Exercise directions:
Within the records that follow, find every line containing the string "necklace". Copy those lines.

-- START Extracted entries --

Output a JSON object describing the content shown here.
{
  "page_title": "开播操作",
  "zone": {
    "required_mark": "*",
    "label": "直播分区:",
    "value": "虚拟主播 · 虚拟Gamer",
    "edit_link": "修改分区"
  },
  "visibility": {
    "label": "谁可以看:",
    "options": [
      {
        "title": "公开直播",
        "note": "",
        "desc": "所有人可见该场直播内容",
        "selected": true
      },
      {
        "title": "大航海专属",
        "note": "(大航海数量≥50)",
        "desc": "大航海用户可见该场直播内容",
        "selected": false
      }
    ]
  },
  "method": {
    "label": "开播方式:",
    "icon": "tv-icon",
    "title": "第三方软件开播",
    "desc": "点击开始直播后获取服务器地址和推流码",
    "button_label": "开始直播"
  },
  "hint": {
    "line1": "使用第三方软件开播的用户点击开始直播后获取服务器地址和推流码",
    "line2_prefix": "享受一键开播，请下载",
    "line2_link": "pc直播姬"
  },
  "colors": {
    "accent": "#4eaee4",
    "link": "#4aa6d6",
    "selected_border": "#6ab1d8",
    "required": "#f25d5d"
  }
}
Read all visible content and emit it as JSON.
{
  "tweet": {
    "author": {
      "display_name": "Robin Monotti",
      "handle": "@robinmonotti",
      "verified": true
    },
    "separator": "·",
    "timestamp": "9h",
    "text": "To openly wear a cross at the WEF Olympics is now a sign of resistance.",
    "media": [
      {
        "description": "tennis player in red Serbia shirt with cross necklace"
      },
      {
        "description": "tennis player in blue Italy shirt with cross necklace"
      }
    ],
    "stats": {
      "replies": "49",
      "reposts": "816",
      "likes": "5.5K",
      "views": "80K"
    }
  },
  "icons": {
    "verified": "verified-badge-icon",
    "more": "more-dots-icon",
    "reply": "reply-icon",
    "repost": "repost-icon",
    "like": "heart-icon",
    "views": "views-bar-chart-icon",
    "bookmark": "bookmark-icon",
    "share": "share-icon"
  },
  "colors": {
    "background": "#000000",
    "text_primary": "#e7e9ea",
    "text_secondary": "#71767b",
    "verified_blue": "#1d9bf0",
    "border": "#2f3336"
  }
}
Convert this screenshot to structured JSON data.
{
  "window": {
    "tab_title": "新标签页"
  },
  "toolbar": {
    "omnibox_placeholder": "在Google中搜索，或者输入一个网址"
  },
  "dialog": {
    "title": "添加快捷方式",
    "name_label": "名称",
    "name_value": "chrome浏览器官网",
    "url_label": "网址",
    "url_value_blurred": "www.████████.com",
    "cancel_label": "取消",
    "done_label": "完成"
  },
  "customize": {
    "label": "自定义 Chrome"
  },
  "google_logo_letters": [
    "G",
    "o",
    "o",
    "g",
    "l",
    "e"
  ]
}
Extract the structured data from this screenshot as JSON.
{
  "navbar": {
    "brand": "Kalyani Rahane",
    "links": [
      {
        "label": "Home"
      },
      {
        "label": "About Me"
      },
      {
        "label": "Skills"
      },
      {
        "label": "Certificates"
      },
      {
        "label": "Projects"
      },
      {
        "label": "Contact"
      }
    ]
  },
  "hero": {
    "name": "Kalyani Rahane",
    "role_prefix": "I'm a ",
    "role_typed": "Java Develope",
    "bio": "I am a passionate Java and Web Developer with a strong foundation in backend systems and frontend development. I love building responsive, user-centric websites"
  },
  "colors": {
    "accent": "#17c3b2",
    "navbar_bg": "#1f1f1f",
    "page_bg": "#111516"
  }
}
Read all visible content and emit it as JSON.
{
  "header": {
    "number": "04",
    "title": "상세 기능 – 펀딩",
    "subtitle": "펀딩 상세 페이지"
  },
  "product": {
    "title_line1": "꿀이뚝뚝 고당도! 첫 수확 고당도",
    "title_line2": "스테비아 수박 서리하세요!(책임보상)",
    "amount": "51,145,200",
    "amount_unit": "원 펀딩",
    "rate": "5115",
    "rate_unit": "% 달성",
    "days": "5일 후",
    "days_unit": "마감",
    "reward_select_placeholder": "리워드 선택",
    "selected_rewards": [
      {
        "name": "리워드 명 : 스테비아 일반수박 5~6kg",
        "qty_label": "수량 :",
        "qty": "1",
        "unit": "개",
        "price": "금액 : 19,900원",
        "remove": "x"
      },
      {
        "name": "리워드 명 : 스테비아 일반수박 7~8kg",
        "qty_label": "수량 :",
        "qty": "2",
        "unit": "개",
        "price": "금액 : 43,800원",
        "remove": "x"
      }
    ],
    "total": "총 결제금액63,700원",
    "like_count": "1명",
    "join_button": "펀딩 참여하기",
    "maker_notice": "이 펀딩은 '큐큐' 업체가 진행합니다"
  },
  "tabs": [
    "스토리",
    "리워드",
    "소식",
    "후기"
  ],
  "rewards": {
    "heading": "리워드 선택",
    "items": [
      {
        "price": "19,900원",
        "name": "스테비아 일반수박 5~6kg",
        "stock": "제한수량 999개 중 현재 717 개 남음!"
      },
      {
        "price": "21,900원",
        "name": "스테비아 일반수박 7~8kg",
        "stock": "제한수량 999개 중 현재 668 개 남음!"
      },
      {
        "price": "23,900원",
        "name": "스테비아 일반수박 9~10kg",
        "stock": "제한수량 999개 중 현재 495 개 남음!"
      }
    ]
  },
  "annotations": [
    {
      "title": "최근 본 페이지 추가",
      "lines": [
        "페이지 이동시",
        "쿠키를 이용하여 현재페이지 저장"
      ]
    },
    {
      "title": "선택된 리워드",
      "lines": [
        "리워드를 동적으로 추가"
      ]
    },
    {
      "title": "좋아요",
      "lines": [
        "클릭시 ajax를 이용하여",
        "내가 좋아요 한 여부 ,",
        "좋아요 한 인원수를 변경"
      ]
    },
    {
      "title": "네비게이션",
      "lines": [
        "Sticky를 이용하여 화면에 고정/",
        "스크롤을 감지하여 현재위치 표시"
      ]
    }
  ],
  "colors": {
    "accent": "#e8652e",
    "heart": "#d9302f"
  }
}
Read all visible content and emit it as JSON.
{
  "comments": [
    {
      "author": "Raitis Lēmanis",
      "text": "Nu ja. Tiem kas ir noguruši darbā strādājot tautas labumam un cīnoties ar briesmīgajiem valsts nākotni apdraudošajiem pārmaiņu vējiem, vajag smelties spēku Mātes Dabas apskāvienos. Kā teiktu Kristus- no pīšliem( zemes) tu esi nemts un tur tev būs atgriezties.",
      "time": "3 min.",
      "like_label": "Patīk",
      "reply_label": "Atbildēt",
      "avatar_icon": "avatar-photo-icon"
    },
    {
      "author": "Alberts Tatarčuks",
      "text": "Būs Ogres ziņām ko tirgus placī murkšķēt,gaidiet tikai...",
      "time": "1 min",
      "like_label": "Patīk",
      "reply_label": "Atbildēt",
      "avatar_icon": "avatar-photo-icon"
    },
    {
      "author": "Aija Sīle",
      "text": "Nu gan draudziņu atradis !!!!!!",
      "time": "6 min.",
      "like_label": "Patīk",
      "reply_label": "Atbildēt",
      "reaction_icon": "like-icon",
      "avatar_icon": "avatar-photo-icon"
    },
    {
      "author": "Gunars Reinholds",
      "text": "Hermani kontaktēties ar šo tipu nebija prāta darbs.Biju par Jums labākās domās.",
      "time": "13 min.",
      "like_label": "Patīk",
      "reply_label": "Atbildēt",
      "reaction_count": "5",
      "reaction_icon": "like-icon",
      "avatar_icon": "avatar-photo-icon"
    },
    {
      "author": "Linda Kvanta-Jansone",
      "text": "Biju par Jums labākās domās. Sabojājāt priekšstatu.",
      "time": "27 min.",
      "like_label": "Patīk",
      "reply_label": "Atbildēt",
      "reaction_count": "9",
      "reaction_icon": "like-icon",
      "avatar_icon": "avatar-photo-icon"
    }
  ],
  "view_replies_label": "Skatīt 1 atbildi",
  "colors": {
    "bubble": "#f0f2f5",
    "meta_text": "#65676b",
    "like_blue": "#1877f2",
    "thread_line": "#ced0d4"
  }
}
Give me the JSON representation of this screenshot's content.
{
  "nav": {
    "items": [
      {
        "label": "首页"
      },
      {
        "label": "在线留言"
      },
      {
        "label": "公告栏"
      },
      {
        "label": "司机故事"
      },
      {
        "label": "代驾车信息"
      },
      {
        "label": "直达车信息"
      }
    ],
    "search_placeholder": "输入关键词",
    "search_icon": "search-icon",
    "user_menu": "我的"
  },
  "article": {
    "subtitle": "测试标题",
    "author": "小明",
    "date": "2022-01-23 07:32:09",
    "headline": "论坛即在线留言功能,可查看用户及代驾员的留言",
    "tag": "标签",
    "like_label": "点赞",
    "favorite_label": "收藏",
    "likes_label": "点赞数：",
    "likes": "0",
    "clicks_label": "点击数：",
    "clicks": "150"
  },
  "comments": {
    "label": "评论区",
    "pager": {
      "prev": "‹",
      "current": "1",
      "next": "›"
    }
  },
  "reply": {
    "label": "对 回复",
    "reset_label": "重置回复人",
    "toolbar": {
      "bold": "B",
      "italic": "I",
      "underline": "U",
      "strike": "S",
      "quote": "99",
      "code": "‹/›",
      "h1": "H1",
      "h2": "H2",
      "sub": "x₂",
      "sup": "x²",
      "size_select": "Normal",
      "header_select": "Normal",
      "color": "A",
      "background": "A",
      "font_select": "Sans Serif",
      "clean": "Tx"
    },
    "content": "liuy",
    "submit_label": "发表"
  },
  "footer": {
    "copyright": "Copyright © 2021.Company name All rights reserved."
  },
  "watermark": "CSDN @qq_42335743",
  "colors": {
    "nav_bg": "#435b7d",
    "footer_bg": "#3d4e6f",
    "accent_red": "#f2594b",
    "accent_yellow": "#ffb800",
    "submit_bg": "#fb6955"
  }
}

-- END Extracted entries --

Written solution:
        "description": "tennis player in red Serbia shirt with cross necklace"
        "description": "tennis player in blue Italy shirt with cross necklace"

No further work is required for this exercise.